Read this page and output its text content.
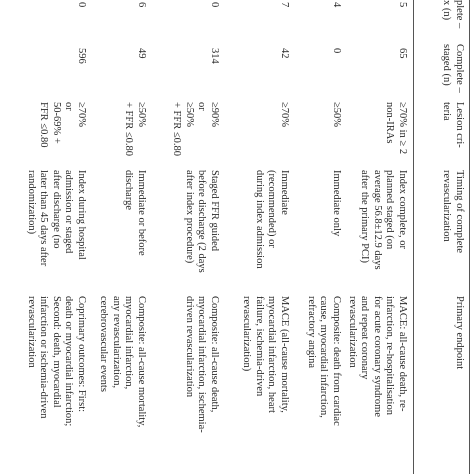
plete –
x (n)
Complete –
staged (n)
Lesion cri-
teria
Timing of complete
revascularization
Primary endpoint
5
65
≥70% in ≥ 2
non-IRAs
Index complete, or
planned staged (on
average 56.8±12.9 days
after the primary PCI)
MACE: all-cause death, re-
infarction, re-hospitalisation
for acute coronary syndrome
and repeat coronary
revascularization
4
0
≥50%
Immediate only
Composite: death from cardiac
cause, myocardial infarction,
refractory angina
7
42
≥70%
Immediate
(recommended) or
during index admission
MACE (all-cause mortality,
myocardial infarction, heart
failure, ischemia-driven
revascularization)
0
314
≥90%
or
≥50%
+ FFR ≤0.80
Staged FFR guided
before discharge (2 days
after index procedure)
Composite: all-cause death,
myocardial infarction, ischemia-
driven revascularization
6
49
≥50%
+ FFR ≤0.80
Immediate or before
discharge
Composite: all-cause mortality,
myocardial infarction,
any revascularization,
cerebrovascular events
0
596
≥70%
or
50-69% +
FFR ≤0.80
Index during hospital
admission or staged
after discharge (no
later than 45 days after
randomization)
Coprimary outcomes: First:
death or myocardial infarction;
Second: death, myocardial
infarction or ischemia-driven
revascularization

---

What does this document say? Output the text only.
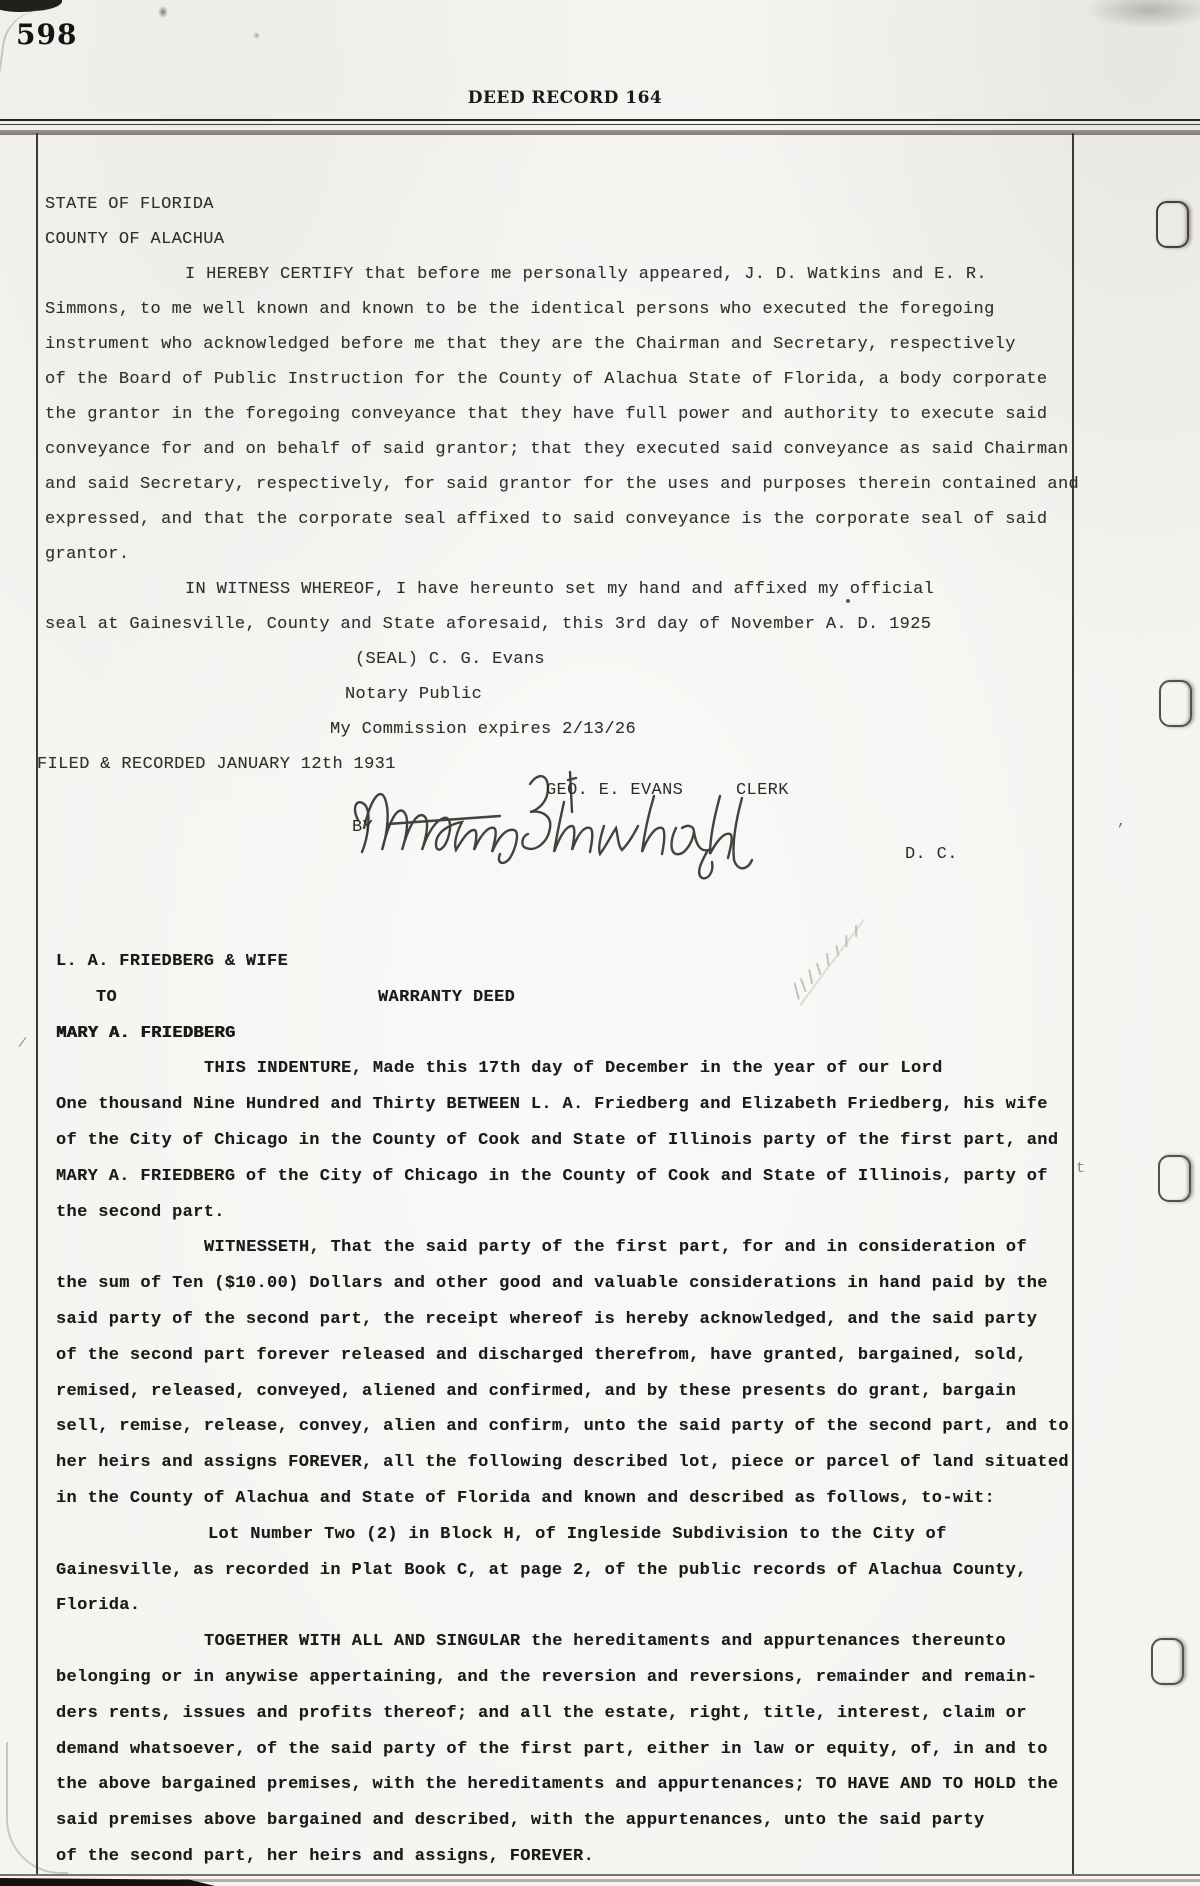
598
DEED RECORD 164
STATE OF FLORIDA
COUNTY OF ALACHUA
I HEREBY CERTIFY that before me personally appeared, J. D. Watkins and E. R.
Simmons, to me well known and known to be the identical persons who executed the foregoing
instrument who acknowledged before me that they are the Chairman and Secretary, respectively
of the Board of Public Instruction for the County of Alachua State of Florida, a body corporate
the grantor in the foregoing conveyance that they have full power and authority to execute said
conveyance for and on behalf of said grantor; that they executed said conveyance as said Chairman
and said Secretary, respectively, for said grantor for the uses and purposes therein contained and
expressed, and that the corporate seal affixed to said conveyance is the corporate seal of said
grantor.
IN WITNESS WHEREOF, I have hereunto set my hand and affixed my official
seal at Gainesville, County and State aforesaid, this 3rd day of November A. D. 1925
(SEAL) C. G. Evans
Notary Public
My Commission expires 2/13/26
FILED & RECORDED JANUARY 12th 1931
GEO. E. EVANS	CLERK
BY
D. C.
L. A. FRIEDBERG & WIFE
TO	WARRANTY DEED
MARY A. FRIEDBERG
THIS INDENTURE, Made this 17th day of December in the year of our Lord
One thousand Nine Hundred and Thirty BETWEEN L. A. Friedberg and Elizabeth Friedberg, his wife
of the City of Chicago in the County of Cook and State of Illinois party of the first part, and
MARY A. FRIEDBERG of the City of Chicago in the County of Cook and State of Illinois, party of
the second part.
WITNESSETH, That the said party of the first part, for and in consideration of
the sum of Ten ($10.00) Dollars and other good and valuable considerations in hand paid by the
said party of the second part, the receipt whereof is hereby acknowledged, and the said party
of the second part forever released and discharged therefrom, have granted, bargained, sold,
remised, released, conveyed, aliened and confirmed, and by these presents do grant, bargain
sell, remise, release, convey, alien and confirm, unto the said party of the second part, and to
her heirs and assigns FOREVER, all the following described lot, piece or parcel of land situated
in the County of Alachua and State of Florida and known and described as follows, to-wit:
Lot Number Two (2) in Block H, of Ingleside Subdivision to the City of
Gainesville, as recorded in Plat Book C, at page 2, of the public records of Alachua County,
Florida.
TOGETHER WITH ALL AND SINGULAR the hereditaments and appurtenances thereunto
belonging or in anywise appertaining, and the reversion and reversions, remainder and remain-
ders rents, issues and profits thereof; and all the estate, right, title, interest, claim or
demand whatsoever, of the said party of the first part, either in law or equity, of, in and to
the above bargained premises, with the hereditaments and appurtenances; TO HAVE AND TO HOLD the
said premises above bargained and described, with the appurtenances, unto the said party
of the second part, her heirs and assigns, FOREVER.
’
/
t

(EXERCISE REQUIREMENTS): Find how many lines of the listing include the string "appurtenances" and give that number, nothing else.

(TASK ANSWER): 3